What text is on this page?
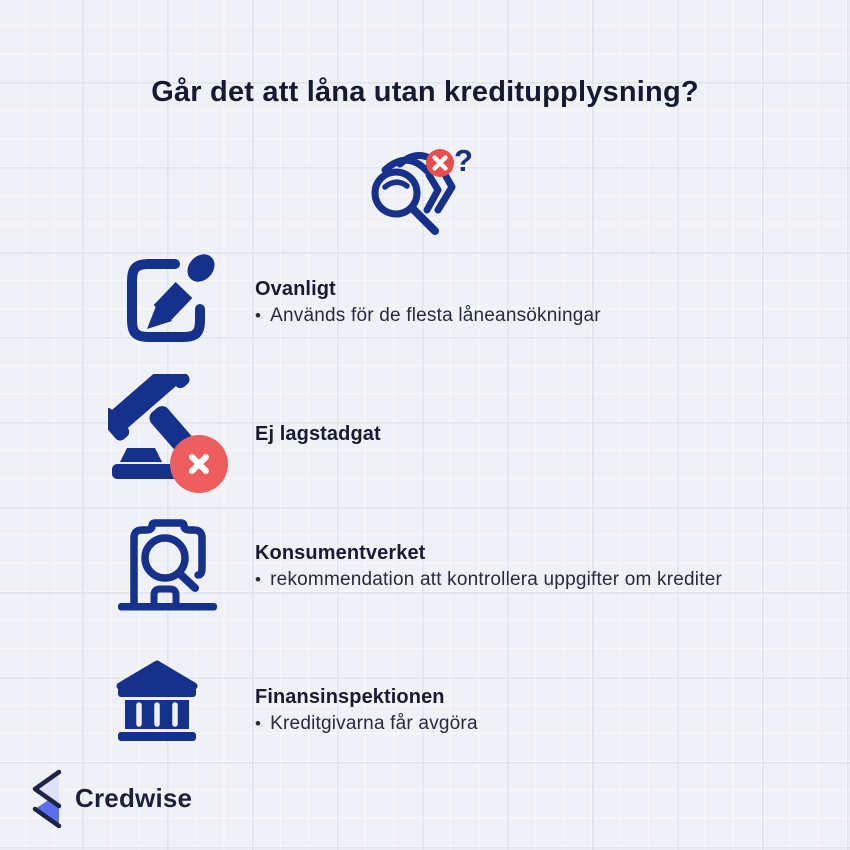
Går det att låna utan kreditupplysning?
?
Ovanligt
• Används för de flesta låneansökningar
Ej lagstadgat
Konsumentverket
• rekommendation att kontrollera uppgifter om krediter
Finansinspektionen
• Kreditgivarna får avgöra
Credwise
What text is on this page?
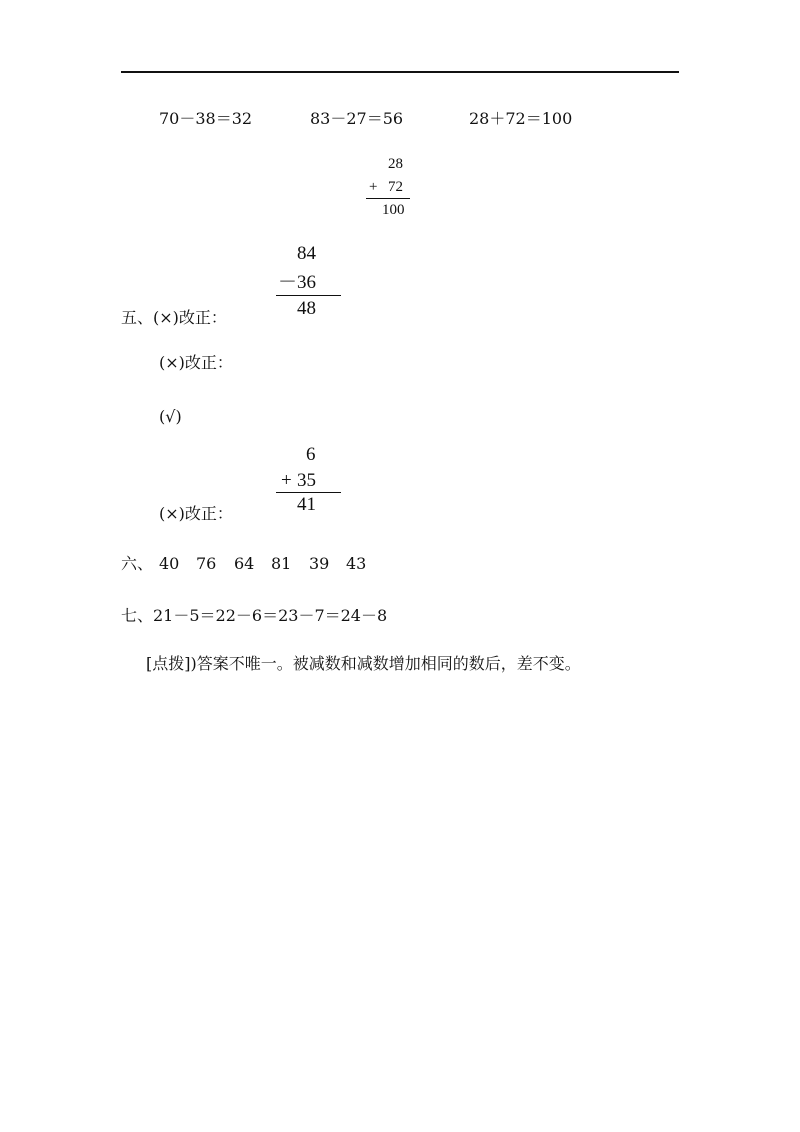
70－38＝32	83－27＝56	28＋72＝100
28
+ 72
100
84
－ 36
48
五、(×)改正：
(×)改正：
(√)
6
+ 35
41
(×)改正：
六、 40 76 64 81 39 43
七、21－5＝22－6＝23－7＝24－8
[点拨])答案不唯一。被减数和减数增加相同的数后，差不变。
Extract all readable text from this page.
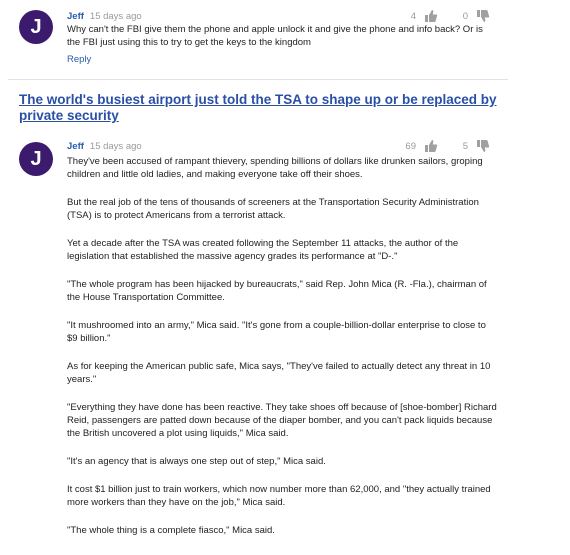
J	Jeff 15 days ago	4	0

Why can't the FBI give them the phone and apple unlock it and give the phone and info back? Or is the FBI just using this to try to get the keys to the kingdom

Reply
The world's busiest airport just told the TSA to shape up or be replaced by private security
J
Jeff 15 days ago	69	5

They've been accused of rampant thievery, spending billions of dollars like drunken sailors, groping children and little old ladies, and making everyone take off their shoes.

But the real job of the tens of thousands of screeners at the Transportation Security Administration (TSA) is to protect Americans from a terrorist attack.

Yet a decade after the TSA was created following the September 11 attacks, the author of the legislation that established the massive agency grades its performance at "D-."

"The whole program has been hijacked by bureaucrats," said Rep. John Mica (R. -Fla.), chairman of the House Transportation Committee.

"It mushroomed into an army," Mica said. "It's gone from a couple-billion-dollar enterprise to close to $9 billion."

As for keeping the American public safe, Mica says, "They've failed to actually detect any threat in 10 years."

"Everything they have done has been reactive. They take shoes off because of [shoe-bomber] Richard Reid, passengers are patted down because of the diaper bomber, and you can't pack liquids because the British uncovered a plot using liquids," Mica said.

"It's an agency that is always one step out of step," Mica said.

It cost $1 billion just to train workers, which now number more than 62,000, and "they actually trained more workers than they have on the job," Mica said.

"The whole thing is a complete fiasco," Mica said.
---
## Required task
Pull out every line in the material above where "actually" occurs.

## Response
As for keeping the American public safe, Mica says, "They've failed to actually detect any threat in 10 years."
It cost $1 billion just to train workers, which now number more than 62,000, and "they actually trained more workers than they have on the job," Mica said.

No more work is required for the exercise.